* Task: Search the records that follow and extract every line containing the string "html".

(Data items)
::::

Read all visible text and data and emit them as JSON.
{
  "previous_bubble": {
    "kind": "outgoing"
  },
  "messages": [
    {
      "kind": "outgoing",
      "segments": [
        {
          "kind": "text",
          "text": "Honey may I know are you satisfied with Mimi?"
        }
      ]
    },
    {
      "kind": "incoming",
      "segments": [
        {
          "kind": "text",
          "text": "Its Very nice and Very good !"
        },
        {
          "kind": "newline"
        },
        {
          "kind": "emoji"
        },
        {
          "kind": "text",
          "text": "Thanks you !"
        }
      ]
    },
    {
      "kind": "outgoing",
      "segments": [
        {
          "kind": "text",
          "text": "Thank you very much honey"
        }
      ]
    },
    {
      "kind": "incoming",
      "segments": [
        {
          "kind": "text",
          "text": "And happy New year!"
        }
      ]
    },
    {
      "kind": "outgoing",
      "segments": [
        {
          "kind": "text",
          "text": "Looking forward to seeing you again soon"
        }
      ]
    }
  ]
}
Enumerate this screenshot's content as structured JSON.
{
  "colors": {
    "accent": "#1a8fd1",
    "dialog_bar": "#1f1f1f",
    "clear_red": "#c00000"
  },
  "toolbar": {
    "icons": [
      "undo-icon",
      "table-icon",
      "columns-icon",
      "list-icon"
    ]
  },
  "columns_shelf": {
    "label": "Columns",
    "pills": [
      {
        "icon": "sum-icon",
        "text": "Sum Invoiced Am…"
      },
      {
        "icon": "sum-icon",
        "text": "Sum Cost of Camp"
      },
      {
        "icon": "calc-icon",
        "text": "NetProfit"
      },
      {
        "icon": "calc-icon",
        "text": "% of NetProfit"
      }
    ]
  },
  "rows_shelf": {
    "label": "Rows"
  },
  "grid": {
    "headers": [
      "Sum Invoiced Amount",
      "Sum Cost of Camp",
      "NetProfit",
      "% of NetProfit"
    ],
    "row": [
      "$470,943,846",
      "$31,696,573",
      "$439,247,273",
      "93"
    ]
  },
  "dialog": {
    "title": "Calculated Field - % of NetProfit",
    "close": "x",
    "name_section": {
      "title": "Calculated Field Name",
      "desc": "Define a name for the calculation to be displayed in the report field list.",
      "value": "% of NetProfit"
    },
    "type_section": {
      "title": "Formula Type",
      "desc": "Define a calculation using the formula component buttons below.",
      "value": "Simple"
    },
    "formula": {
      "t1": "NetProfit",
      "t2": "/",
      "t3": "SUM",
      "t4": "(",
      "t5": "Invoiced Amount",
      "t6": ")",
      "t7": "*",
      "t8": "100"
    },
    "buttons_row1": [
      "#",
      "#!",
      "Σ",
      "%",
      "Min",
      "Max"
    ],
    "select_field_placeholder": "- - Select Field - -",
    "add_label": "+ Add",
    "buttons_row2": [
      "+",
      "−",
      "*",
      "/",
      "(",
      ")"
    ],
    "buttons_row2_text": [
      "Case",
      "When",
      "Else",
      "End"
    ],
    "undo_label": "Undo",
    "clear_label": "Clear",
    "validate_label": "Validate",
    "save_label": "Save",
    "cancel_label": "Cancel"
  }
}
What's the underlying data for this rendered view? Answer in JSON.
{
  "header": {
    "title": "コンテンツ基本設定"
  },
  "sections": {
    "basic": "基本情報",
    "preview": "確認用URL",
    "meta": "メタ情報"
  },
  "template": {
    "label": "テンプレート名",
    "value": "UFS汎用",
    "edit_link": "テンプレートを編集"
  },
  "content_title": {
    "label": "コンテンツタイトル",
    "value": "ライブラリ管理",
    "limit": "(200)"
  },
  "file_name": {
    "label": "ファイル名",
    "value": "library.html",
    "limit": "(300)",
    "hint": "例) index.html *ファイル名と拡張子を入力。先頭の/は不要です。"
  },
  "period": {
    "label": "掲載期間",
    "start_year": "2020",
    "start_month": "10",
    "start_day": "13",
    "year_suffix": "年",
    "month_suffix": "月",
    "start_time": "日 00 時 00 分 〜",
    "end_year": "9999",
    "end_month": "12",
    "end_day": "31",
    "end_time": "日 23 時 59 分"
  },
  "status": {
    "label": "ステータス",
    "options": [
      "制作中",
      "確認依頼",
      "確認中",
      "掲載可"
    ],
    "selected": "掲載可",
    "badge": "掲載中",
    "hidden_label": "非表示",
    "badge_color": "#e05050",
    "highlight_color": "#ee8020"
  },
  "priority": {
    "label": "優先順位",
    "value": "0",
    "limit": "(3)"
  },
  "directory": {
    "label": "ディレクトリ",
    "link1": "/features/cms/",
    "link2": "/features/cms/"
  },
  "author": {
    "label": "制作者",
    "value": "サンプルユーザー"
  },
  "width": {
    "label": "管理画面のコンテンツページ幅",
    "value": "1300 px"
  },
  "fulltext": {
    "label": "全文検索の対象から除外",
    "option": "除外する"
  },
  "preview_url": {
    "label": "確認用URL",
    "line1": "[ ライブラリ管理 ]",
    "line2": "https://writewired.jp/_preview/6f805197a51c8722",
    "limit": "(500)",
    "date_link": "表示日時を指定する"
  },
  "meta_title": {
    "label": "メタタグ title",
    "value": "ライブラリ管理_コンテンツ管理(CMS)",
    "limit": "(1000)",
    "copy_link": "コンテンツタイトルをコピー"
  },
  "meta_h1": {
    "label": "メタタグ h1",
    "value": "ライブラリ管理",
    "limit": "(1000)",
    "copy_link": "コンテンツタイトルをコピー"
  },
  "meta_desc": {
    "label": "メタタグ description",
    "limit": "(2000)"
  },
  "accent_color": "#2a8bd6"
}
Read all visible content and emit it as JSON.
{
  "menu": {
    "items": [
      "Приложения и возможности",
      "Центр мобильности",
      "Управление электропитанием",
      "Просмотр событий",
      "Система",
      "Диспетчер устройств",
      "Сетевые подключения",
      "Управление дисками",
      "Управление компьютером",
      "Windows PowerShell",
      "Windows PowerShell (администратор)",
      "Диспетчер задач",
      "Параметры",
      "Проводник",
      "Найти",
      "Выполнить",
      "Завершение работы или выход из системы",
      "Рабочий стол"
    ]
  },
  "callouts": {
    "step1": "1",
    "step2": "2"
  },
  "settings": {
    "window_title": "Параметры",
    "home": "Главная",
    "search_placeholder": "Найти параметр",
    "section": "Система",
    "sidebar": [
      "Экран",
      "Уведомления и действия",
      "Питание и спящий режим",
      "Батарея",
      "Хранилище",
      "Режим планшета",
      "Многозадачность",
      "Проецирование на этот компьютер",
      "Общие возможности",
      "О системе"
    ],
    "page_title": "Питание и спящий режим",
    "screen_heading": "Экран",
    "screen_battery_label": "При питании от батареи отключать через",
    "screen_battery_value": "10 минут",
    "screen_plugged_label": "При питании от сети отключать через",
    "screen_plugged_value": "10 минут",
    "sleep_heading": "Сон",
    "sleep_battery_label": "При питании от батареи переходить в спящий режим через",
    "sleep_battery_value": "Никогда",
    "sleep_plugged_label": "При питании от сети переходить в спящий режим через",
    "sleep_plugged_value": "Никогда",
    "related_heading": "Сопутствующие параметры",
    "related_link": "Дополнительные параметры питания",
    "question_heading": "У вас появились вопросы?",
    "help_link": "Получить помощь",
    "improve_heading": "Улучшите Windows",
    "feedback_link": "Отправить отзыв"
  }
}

::::

* Solution:
    "value": "library.html",
    "hint": "例) index.html *ファイル名と拡張子を入力。先頭の/は不要です。"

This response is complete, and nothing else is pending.